> EXERCISE REQUIREMENTS: Look for "алюминия" in the listing below. Gather each line that contains it.

> RECORDS TO PROCESS:
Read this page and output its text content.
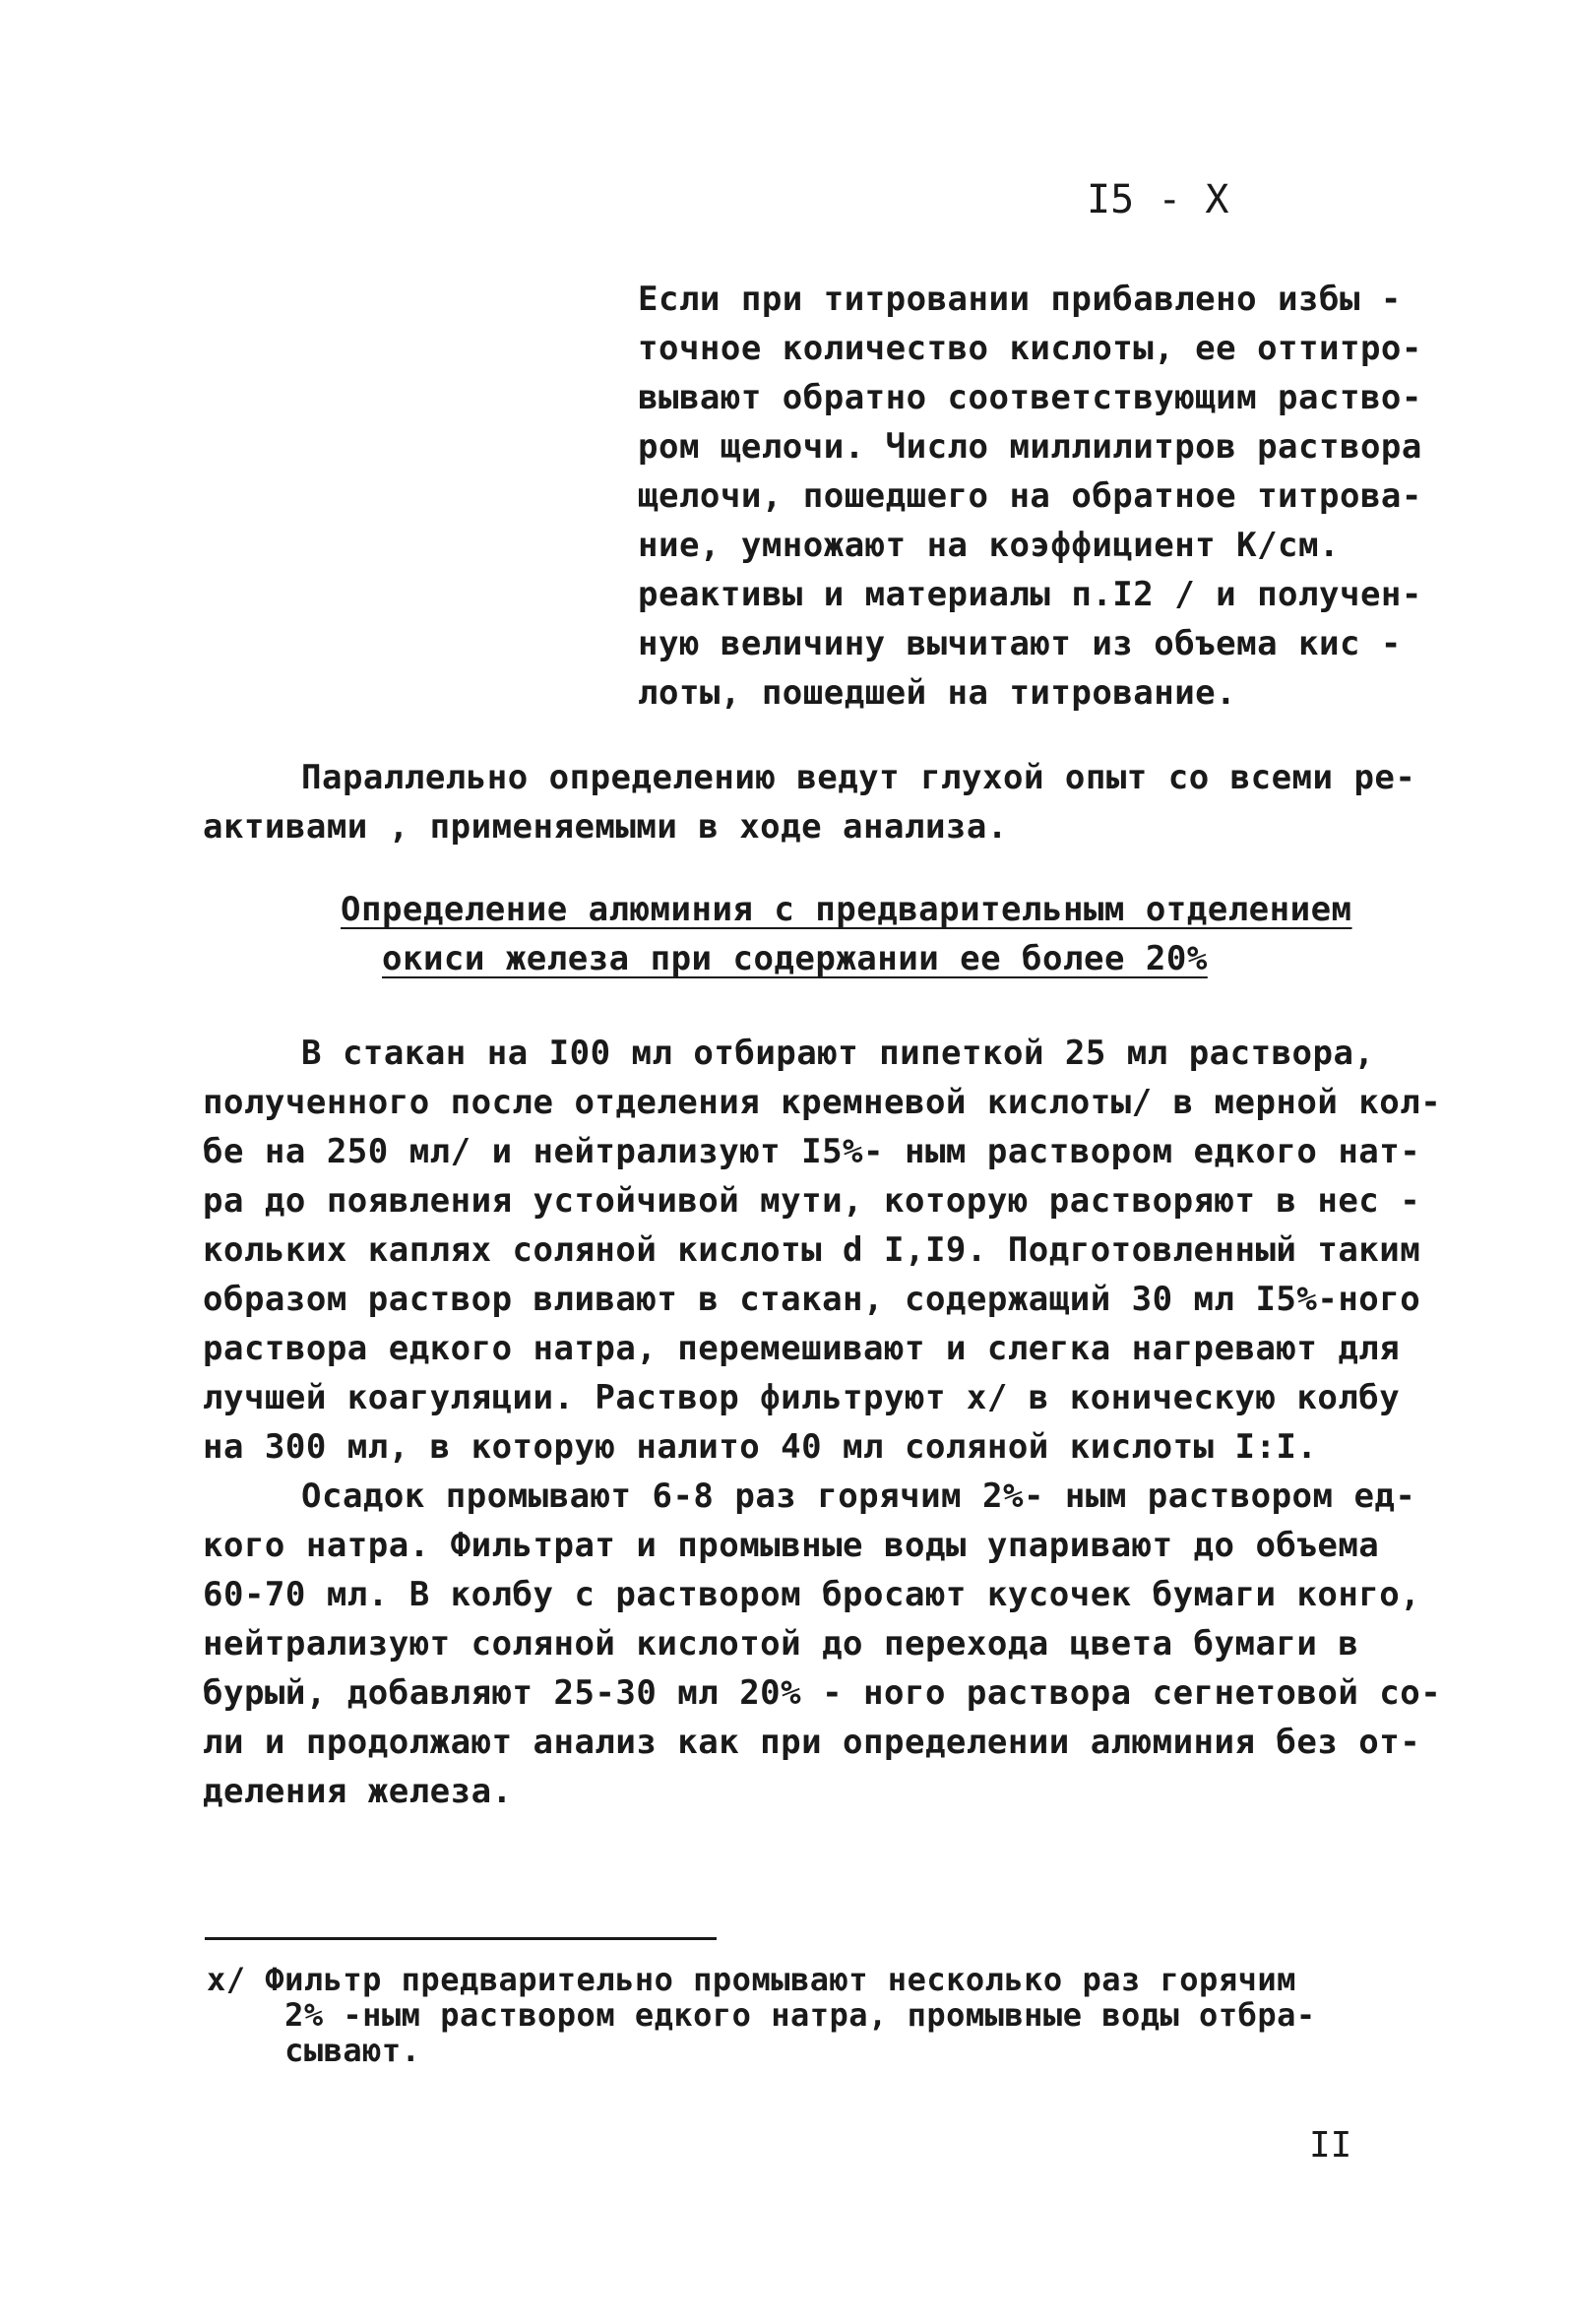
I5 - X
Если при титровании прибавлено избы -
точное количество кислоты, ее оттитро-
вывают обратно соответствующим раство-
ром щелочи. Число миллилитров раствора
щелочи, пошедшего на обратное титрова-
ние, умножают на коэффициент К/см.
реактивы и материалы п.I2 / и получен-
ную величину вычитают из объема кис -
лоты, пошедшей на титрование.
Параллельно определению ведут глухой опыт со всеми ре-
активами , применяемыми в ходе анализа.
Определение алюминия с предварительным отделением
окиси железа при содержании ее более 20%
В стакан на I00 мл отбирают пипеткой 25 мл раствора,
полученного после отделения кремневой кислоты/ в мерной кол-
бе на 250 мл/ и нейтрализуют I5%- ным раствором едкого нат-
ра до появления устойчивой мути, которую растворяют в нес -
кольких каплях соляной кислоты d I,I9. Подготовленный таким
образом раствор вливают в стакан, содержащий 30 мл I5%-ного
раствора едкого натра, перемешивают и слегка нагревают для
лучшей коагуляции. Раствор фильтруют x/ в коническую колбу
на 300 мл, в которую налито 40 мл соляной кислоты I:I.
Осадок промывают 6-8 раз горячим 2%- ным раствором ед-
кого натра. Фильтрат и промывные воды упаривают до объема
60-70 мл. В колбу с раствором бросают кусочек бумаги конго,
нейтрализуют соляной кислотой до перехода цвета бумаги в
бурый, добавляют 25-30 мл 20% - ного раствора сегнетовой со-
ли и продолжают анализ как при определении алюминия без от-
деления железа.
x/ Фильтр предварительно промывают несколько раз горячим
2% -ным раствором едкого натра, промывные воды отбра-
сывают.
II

> SOLUTION TO THE PROBLEM:
Определение алюминия с предварительным отделением
ли и продолжают анализ как при определении алюминия без от-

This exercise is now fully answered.